>>>>

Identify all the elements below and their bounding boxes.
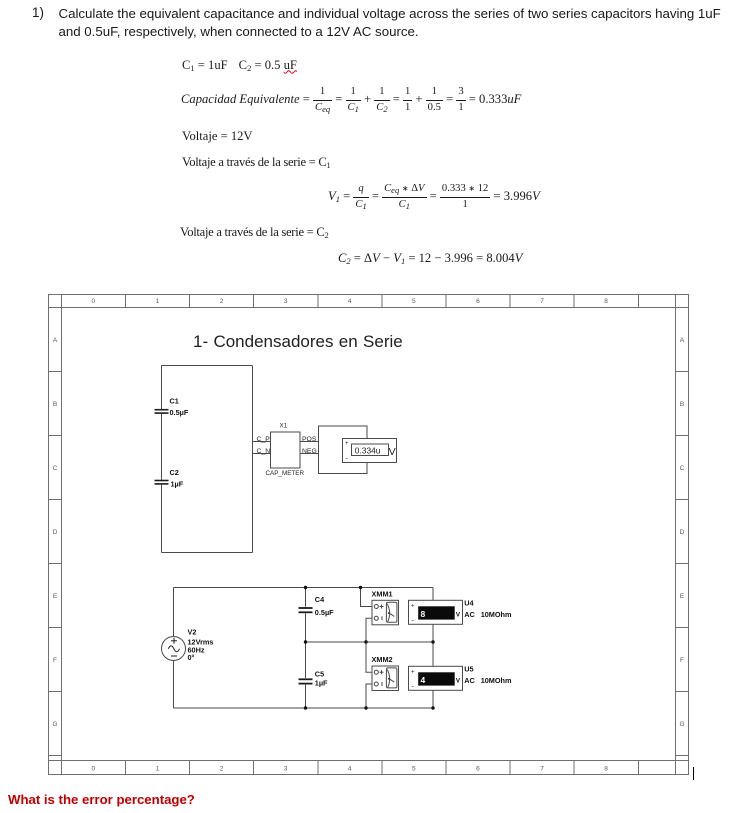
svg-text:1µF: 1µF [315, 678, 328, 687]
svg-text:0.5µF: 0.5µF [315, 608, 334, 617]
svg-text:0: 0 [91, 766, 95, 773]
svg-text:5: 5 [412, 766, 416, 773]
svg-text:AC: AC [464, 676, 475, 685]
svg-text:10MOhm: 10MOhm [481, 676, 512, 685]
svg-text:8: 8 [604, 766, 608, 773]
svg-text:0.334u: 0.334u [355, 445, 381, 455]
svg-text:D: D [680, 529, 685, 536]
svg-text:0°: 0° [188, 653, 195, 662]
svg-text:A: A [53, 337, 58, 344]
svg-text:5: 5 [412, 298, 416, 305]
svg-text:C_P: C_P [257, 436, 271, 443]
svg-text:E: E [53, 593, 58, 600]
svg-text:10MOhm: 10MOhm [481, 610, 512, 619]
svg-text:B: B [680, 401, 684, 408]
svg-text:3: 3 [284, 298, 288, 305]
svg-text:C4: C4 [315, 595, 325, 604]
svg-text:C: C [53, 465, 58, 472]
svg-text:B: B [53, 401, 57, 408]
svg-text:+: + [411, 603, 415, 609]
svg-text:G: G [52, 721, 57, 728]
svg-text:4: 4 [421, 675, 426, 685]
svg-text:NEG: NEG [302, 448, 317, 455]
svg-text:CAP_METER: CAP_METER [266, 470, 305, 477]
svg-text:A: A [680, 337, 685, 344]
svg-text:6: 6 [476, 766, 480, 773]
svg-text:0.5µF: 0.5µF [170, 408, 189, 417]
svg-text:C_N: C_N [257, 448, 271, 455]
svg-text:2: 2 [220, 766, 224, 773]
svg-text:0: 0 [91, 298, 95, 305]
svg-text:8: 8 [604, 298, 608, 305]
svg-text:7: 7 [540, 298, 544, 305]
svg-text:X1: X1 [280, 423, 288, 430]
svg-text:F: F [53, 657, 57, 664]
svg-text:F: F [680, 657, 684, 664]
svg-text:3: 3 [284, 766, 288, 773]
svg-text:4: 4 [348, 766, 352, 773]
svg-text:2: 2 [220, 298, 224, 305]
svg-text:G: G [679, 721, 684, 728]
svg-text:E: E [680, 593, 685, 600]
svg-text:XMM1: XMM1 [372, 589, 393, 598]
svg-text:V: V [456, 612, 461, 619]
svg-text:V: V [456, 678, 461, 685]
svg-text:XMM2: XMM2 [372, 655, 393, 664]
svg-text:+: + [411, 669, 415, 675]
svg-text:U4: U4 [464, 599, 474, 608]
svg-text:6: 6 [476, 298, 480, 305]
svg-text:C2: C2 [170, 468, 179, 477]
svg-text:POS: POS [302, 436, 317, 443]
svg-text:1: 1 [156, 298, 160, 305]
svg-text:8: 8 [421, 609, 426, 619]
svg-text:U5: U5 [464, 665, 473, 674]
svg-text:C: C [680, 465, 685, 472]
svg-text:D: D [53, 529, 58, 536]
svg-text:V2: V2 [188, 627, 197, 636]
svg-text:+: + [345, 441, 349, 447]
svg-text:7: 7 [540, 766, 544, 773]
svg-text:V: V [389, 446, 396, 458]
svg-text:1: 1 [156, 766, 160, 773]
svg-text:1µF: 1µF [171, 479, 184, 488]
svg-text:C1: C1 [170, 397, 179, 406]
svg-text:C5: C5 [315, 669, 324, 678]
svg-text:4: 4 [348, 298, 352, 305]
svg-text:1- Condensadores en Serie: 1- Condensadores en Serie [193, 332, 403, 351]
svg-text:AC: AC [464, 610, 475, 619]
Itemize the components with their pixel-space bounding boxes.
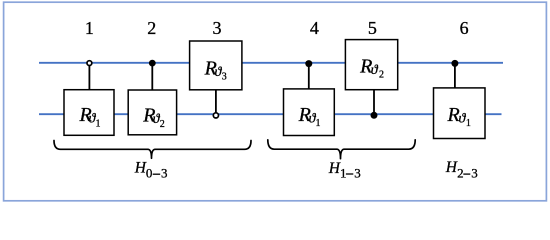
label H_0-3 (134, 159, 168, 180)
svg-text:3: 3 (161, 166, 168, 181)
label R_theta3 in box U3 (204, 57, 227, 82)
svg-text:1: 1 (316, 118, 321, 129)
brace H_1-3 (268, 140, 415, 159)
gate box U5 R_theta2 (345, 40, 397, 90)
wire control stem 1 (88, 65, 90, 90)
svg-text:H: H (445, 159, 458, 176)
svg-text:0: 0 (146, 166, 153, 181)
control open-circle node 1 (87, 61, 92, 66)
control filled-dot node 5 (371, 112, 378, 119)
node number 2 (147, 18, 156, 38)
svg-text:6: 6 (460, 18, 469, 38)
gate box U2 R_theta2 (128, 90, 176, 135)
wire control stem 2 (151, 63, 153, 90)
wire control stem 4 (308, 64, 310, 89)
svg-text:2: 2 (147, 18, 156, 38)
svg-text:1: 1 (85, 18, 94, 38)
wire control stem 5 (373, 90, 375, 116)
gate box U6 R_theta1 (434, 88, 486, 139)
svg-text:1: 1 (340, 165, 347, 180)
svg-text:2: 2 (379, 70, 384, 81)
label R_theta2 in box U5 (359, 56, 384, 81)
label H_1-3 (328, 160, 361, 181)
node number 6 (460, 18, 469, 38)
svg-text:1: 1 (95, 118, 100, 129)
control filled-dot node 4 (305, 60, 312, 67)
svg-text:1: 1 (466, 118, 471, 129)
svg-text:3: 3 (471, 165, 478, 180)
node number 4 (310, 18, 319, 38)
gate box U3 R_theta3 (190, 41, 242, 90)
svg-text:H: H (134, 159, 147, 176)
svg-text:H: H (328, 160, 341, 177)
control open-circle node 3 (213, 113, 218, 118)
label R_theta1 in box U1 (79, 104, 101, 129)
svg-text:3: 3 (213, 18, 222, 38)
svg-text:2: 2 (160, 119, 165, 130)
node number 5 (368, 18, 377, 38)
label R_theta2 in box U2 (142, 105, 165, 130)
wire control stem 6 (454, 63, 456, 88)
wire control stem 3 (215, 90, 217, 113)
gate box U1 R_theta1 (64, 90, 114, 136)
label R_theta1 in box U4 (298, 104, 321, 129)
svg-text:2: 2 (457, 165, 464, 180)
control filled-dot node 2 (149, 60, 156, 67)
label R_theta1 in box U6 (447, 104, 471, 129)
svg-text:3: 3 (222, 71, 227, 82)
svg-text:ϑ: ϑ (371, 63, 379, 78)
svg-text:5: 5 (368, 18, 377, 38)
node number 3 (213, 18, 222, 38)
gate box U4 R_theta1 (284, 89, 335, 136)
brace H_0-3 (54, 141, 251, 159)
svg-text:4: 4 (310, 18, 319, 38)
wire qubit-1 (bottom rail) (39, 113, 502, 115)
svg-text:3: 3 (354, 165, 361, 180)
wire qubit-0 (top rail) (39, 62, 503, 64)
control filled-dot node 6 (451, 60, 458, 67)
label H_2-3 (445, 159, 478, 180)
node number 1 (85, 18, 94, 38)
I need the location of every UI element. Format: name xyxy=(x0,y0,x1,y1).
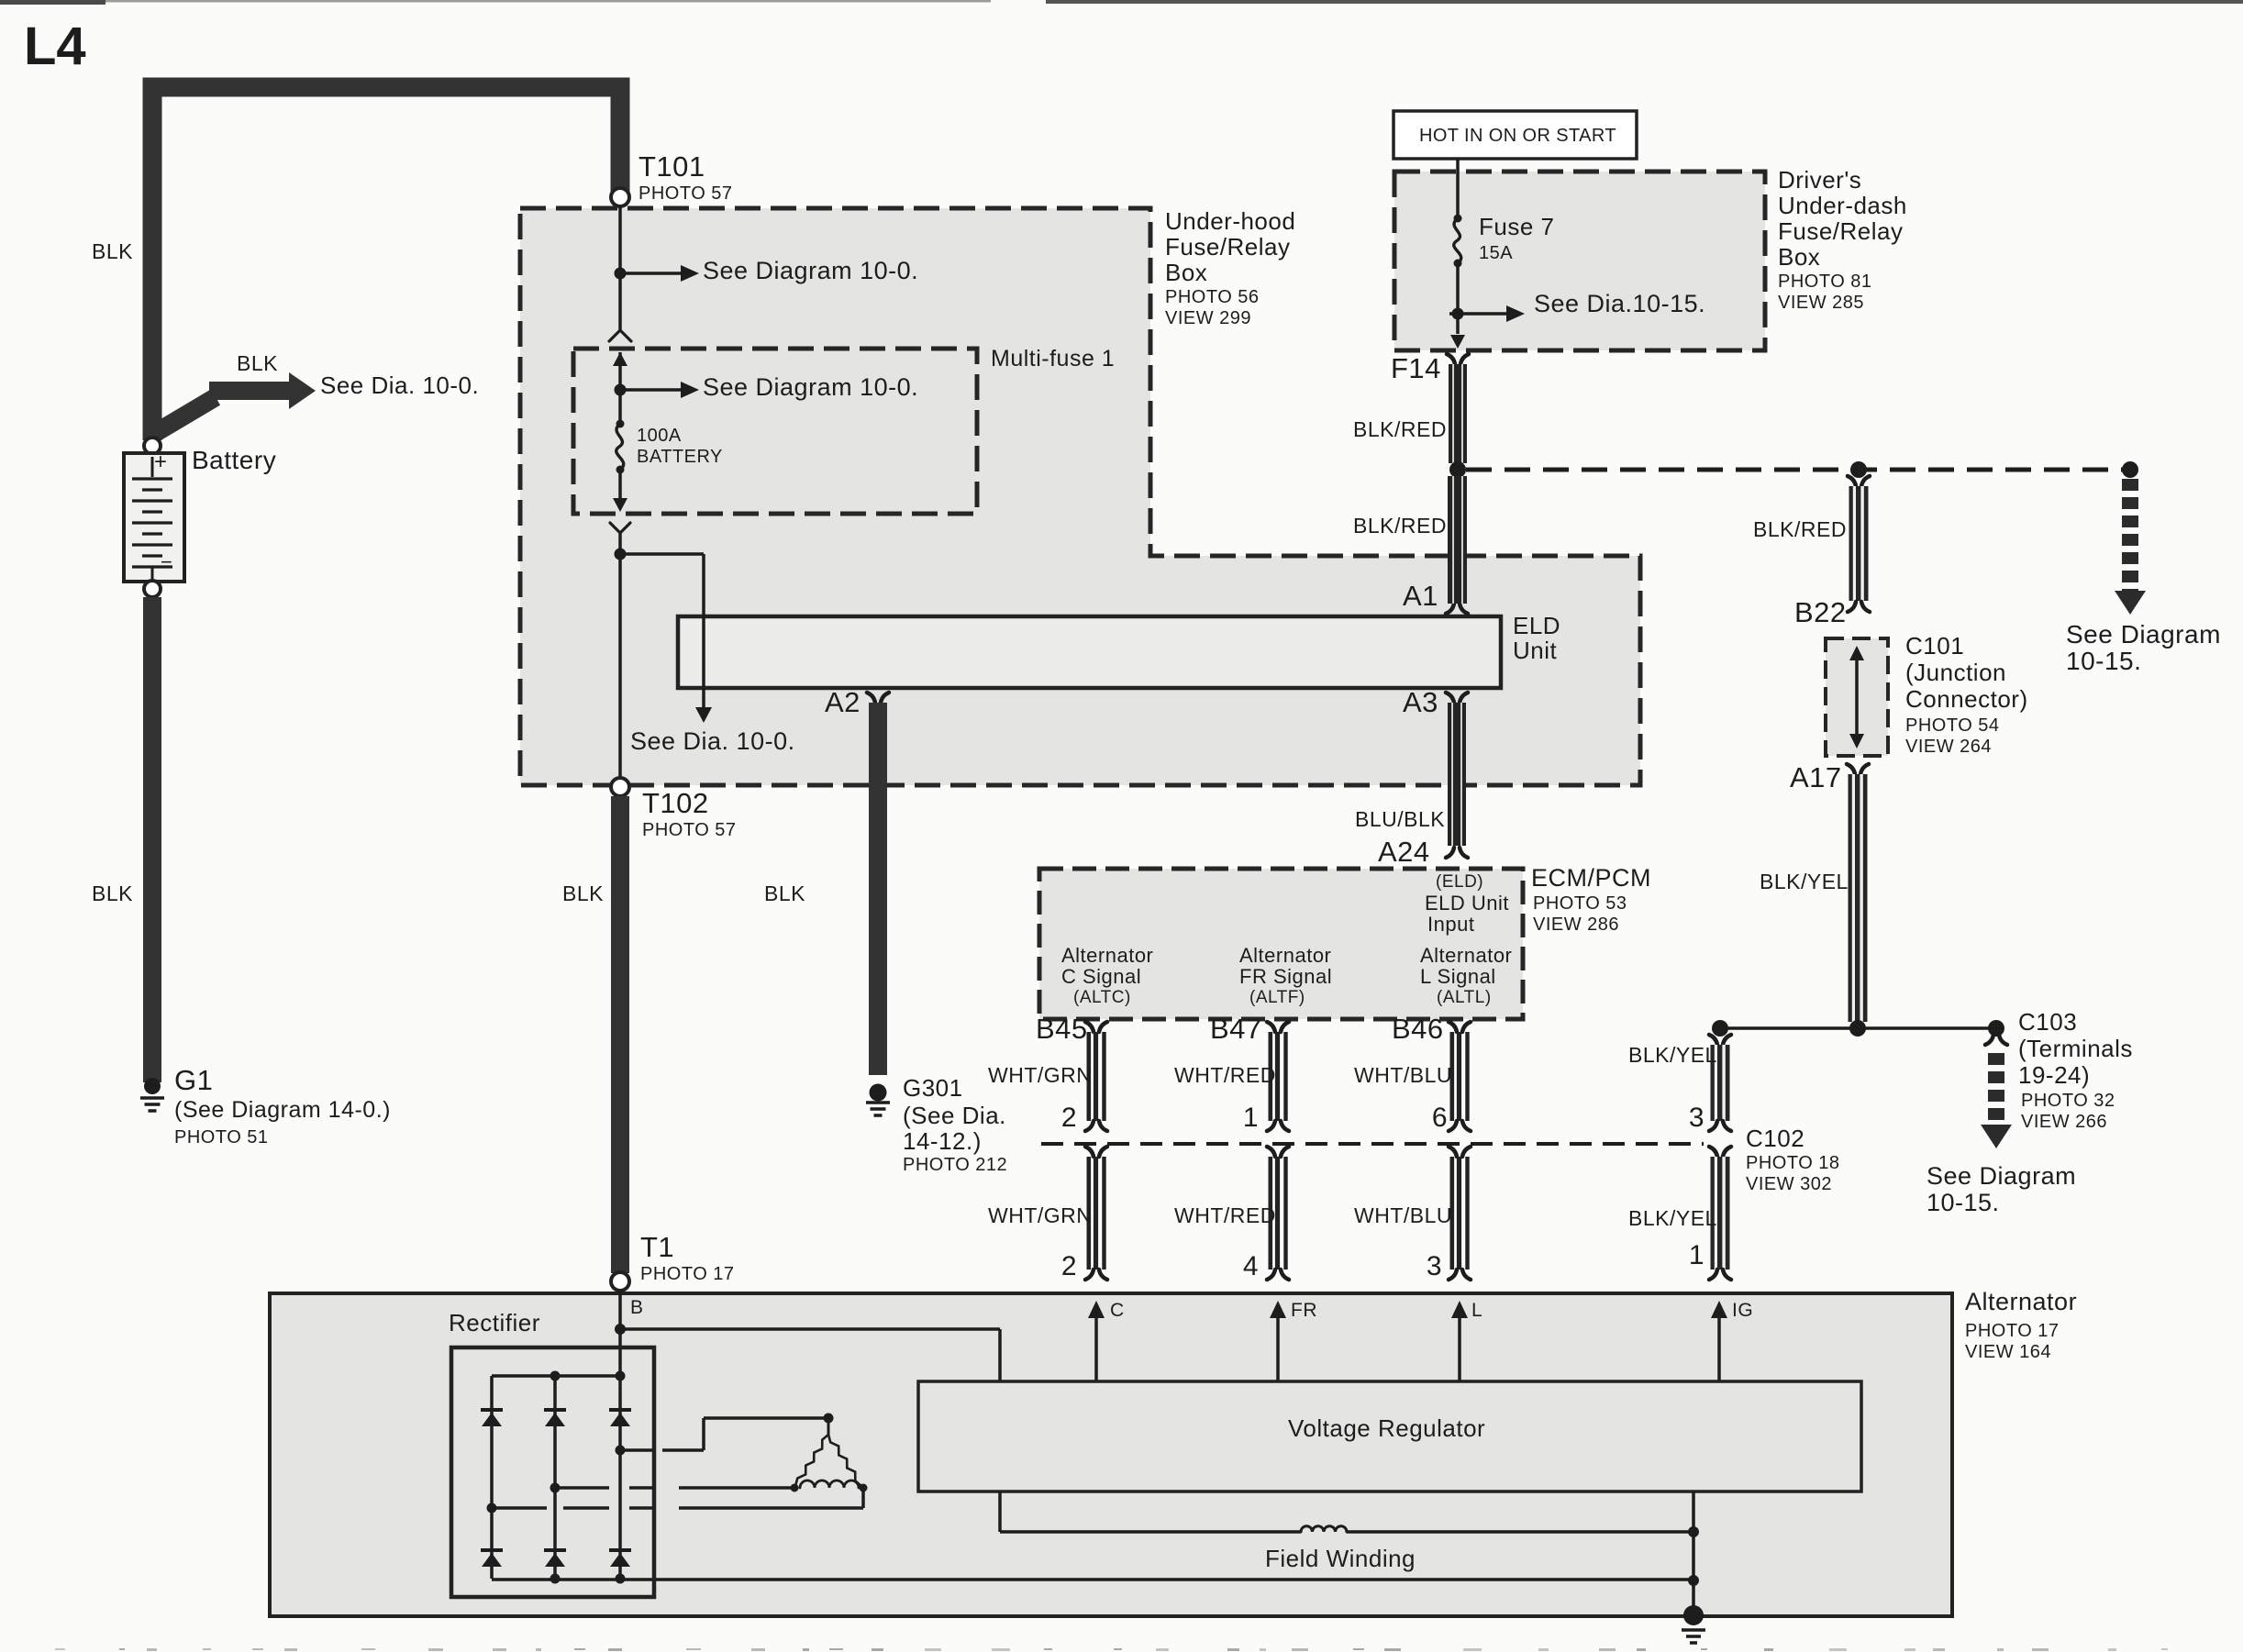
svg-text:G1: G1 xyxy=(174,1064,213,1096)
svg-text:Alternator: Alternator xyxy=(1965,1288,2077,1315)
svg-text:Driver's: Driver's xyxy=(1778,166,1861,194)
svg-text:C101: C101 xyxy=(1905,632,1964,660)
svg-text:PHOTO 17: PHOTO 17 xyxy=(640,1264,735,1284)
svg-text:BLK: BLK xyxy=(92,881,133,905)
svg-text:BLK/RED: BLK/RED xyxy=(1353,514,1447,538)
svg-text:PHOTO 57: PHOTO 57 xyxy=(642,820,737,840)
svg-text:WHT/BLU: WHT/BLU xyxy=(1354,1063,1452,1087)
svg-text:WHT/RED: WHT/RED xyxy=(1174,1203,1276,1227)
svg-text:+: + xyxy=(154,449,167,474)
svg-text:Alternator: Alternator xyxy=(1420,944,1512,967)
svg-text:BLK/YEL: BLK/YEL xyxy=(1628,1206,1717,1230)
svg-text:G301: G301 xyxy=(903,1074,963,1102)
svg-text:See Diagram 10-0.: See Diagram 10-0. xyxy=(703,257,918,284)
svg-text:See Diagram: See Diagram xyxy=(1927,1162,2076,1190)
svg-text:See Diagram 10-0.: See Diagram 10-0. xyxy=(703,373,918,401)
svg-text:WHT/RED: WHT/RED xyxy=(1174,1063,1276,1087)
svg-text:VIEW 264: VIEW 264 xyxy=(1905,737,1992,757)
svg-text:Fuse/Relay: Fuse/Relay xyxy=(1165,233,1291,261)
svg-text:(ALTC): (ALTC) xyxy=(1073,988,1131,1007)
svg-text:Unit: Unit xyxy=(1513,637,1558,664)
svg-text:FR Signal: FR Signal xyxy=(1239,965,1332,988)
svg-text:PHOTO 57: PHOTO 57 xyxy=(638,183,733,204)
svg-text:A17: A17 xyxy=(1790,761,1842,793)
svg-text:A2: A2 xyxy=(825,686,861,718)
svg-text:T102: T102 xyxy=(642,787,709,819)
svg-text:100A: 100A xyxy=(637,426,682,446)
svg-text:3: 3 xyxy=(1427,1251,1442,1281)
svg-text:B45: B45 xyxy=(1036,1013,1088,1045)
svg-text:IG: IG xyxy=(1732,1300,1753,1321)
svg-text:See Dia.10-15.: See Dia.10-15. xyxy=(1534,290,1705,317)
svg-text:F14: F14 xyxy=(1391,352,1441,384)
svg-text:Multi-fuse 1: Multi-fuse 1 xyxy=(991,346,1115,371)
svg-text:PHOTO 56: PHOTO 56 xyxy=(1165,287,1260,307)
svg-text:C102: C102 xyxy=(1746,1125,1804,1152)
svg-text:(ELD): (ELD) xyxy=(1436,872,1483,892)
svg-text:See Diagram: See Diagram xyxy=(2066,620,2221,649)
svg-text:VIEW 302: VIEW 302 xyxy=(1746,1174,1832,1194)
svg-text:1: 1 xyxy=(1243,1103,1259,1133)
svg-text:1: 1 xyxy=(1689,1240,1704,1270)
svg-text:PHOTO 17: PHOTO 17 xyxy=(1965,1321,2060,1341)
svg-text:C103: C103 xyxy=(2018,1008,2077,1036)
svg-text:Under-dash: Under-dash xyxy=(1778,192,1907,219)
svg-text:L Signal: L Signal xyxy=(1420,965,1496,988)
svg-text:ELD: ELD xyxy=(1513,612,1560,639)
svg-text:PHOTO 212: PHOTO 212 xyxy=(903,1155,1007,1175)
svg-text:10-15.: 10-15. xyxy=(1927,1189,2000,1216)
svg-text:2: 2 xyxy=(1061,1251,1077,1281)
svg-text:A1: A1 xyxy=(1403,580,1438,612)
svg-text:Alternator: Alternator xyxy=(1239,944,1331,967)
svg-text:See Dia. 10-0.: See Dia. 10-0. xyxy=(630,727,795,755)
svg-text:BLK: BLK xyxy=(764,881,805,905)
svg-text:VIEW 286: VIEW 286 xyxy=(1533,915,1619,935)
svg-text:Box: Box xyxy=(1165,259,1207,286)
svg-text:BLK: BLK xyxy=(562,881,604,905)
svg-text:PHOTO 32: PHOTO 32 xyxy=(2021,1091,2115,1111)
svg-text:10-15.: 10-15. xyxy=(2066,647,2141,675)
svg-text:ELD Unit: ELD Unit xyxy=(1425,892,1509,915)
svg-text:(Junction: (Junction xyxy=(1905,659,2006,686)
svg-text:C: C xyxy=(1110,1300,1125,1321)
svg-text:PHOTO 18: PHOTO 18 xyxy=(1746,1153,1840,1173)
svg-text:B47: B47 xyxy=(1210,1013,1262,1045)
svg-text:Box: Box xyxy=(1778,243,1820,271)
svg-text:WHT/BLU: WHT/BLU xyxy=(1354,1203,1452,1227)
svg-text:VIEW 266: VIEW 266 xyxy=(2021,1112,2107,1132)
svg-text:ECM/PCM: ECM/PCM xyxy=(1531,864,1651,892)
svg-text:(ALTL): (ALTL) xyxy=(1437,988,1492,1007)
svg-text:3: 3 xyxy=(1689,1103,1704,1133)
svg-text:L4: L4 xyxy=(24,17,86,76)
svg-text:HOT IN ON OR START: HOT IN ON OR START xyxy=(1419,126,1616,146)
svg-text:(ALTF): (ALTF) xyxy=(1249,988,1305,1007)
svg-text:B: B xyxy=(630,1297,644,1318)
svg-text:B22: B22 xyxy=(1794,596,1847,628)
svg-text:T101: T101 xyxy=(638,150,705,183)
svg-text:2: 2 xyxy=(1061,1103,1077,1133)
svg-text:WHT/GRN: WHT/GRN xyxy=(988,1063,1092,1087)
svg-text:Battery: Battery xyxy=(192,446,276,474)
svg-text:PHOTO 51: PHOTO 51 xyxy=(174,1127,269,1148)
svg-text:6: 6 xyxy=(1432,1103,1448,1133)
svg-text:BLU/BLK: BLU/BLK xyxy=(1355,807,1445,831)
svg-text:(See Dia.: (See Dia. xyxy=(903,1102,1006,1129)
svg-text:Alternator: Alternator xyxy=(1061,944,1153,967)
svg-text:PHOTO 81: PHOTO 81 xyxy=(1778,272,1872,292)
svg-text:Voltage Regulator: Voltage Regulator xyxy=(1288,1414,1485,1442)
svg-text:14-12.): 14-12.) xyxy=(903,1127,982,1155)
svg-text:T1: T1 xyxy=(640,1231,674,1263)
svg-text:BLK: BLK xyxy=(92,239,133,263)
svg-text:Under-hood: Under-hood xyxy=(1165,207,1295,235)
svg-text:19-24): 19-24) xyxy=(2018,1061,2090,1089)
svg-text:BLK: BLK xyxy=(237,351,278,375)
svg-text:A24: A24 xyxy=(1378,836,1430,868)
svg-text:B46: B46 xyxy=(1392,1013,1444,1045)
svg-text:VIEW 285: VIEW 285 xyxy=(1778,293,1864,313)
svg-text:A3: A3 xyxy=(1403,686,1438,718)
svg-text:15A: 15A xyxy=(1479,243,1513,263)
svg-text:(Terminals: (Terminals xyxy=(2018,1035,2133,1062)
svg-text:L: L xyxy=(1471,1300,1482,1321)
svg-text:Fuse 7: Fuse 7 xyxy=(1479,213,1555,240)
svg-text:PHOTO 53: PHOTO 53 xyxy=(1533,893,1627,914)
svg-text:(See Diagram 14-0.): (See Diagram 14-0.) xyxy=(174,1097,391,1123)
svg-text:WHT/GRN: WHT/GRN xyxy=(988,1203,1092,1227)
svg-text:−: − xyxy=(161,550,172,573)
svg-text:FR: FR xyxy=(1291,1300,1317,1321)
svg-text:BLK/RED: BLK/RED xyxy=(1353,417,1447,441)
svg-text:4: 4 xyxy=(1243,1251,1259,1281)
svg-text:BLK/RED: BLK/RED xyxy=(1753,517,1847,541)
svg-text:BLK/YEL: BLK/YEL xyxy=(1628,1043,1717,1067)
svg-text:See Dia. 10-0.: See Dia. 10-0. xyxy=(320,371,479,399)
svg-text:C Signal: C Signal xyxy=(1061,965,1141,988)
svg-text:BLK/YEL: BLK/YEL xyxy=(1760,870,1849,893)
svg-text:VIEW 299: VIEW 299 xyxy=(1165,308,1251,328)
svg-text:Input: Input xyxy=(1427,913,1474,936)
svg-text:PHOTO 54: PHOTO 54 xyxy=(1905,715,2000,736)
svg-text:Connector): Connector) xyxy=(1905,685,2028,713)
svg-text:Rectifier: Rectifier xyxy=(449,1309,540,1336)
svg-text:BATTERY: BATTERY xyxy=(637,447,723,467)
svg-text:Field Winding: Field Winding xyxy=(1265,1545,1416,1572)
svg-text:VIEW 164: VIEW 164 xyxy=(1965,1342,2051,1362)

<<<<

Job » Rewrite everything from the line containing "svg-text:G1: G1 xyxy=(174,1064,213,1096)" down to the line containing "svg-text:PHOTO 17: PHOTO 17 xyxy=(640,1264,735,1284)", changing "Alternator" to "Generator" and leaving all else unchanged.

Final answer »
svg-text:G1: G1 xyxy=(174,1064,213,1096)
svg-text:Generator: Generator xyxy=(1965,1288,2077,1315)
svg-text:Driver's: Driver's xyxy=(1778,166,1861,194)
svg-text:C101: C101 xyxy=(1905,632,1964,660)
svg-text:PHOTO 17: PHOTO 17 xyxy=(640,1264,735,1284)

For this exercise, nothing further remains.